◆ TASK TO CARRY OUT ◆
Gather all lines in the entries below that include the word "convention".

◆ RECORDS TO PROCESS ◆
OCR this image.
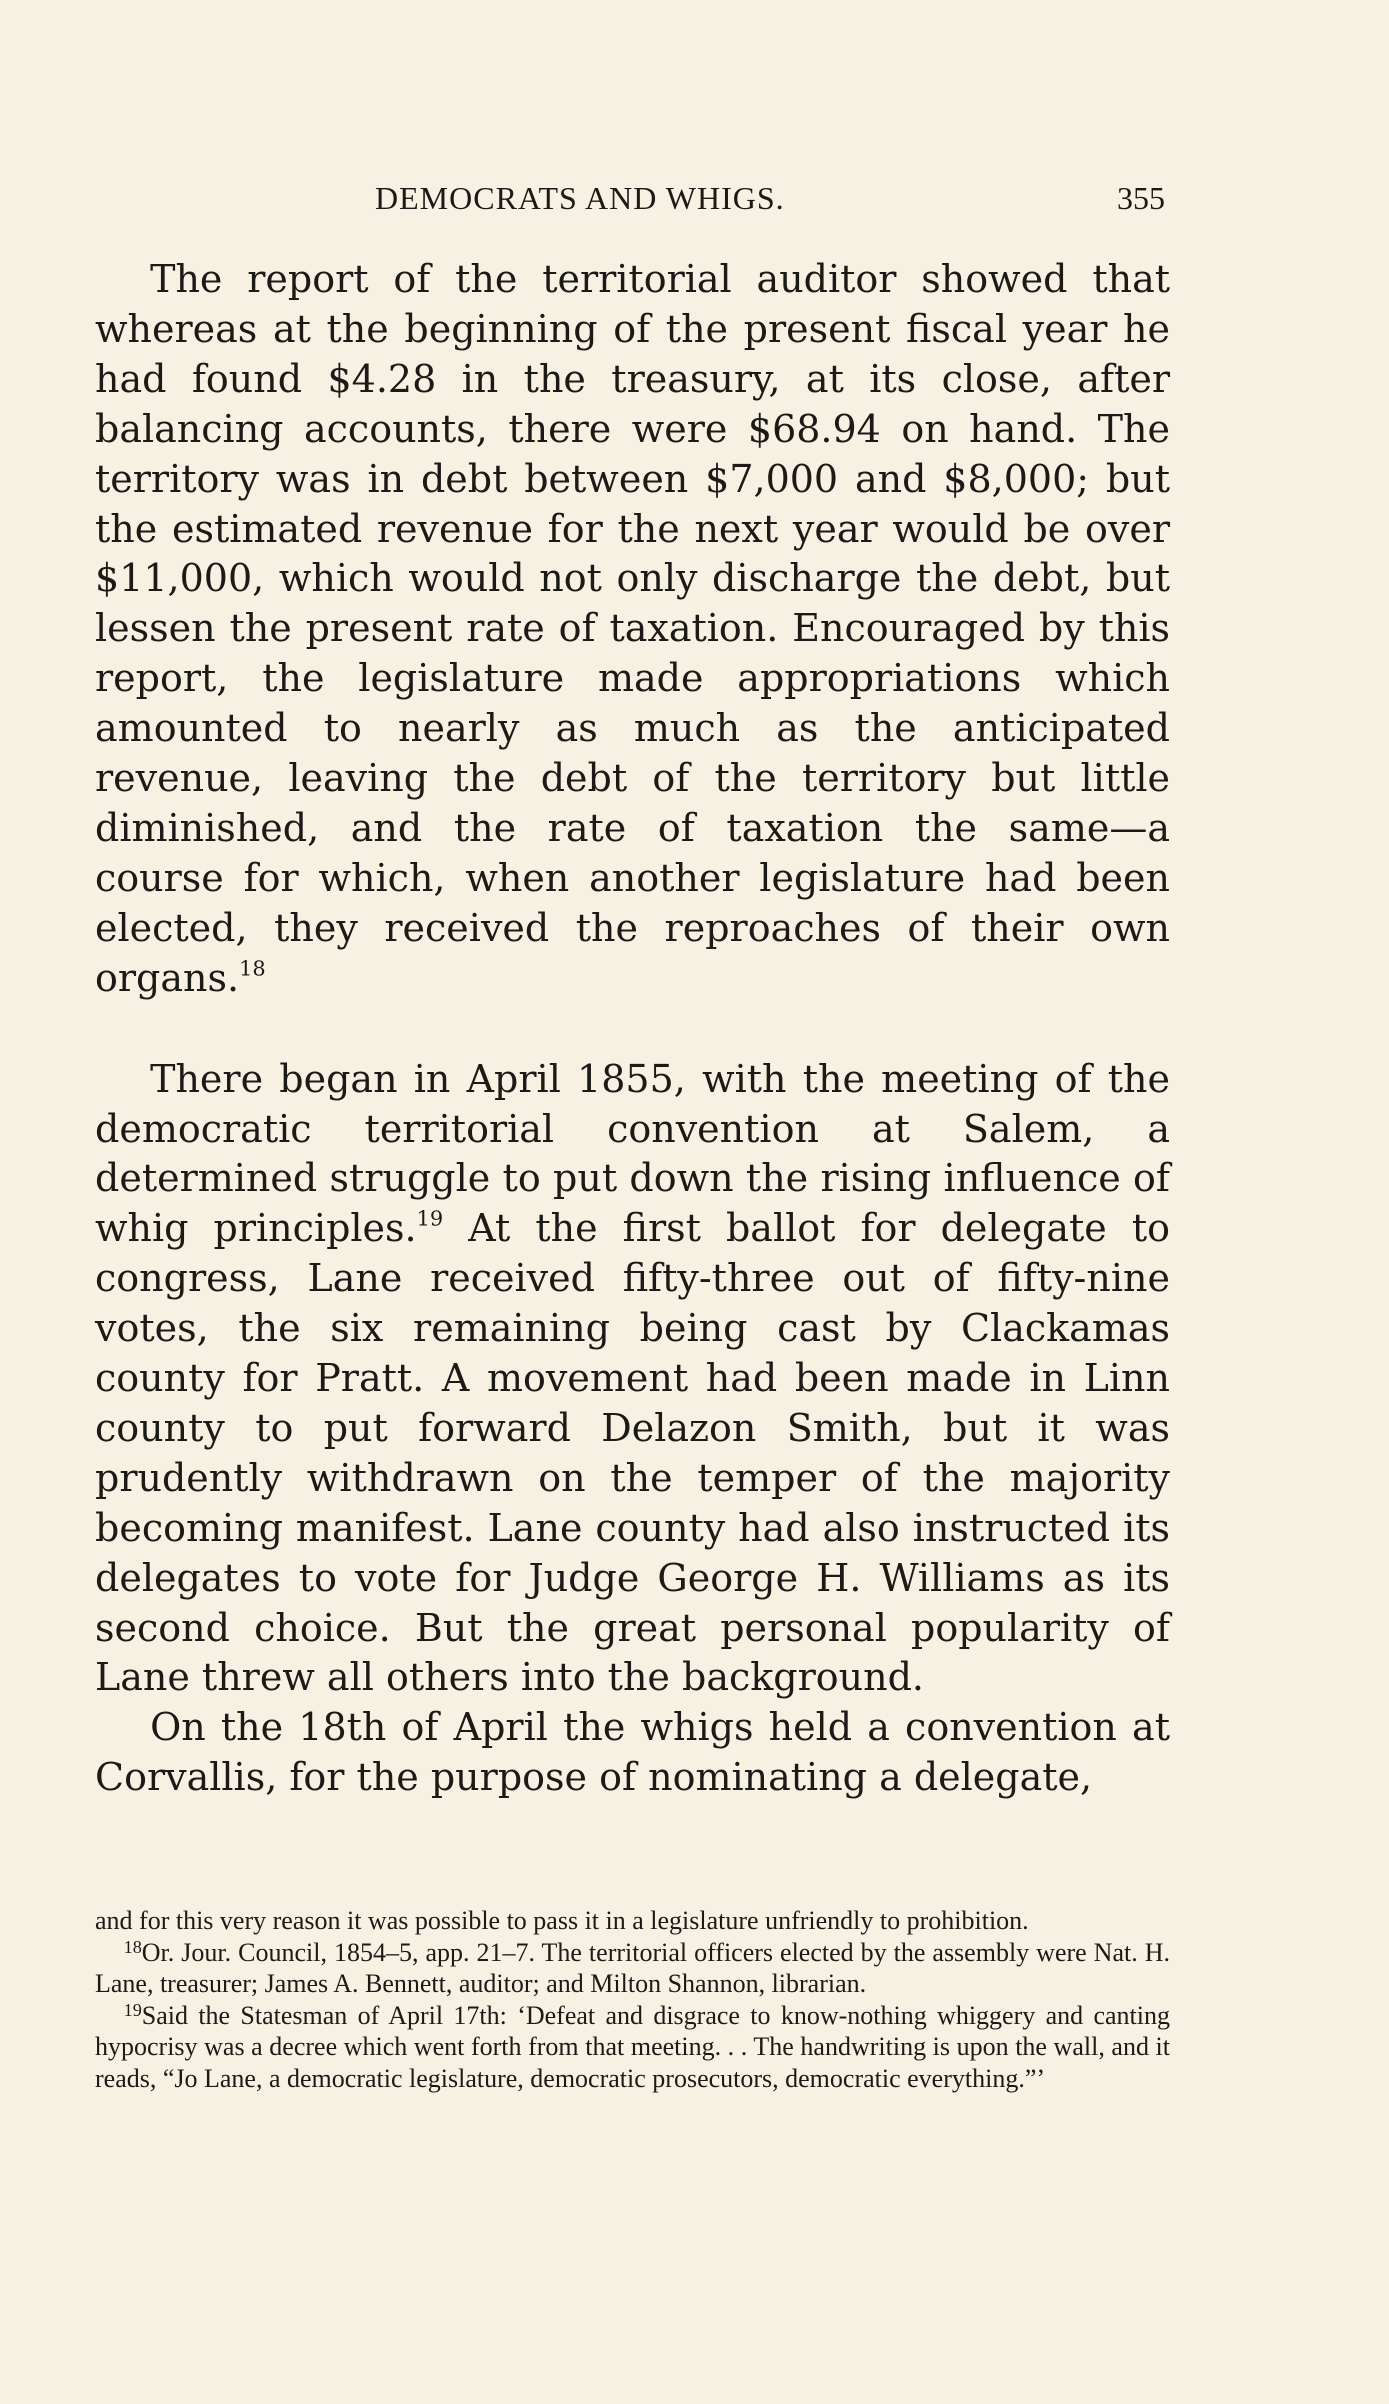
DEMOCRATS AND WHIGS.	355

The report of the territorial auditor showed that whereas at the beginning of the present fiscal year he had found $4.28 in the treasury, at its close, after balancing accounts, there were $68.94 on hand. The territory was in debt between $7,000 and $8,000; but the estimated revenue for the next year would be over $11,000, which would not only discharge the debt, but lessen the present rate of taxation. Encouraged by this report, the legislature made appropriations which amounted to nearly as much as the anticipated revenue, leaving the debt of the territory but little diminished, and the rate of taxation the same—a course for which, when another legislature had been elected, they received the reproaches of their own organs.$^{18}$

There began in April 1855, with the meeting of the democratic territorial convention at Salem, a determined struggle to put down the rising influence of whig principles.$^{19}$ At the first ballot for delegate to congress, Lane received fifty-three out of fifty-nine votes, the six remaining being cast by Clackamas county for Pratt. A movement had been made in Linn county to put forward Delazon Smith, but it was prudently withdrawn on the temper of the majority becoming manifest. Lane county had also instructed its delegates to vote for Judge George H. Williams as its second choice. But the great personal popularity of Lane threw all others into the background.

On the 18th of April the whigs held a convention at Corvallis, for the purpose of nominating a delegate,

and for this very reason it was possible to pass it in a legislature unfriendly to prohibition.

$^{18}$Or. Jour. Council, 1854–5, app. 21–7. The territorial officers elected by the assembly were Nat. H. Lane, treasurer; James A. Bennett, auditor; and Milton Shannon, librarian.

$^{19}$Said the Statesman of April 17th: ‘Defeat and disgrace to know-nothing whiggery and canting hypocrisy was a decree which went forth from that meeting. . . The handwriting is upon the wall, and it reads, “Jo Lane, a democratic legislature, democratic prosecutors, democratic everything.”’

◆ TASK RESPONSE ◆
There began in April 1855, with the meeting of the democratic territorial convention at Salem, a determined struggle to put down the rising influence of whig principles.$^{19}$ At the first ballot for delegate to congress, Lane received fifty-three out of fifty-nine votes, the six remaining being cast by Clackamas county for Pratt. A movement had been made in Linn county to put forward Delazon Smith, but it was prudently withdrawn on the temper of the majority becoming manifest. Lane county had also instructed its delegates to vote for Judge George H. Williams as its second choice. But the great personal popularity of Lane threw all others into the background.
On the 18th of April the whigs held a convention at Corvallis, for the purpose of nominating a delegate,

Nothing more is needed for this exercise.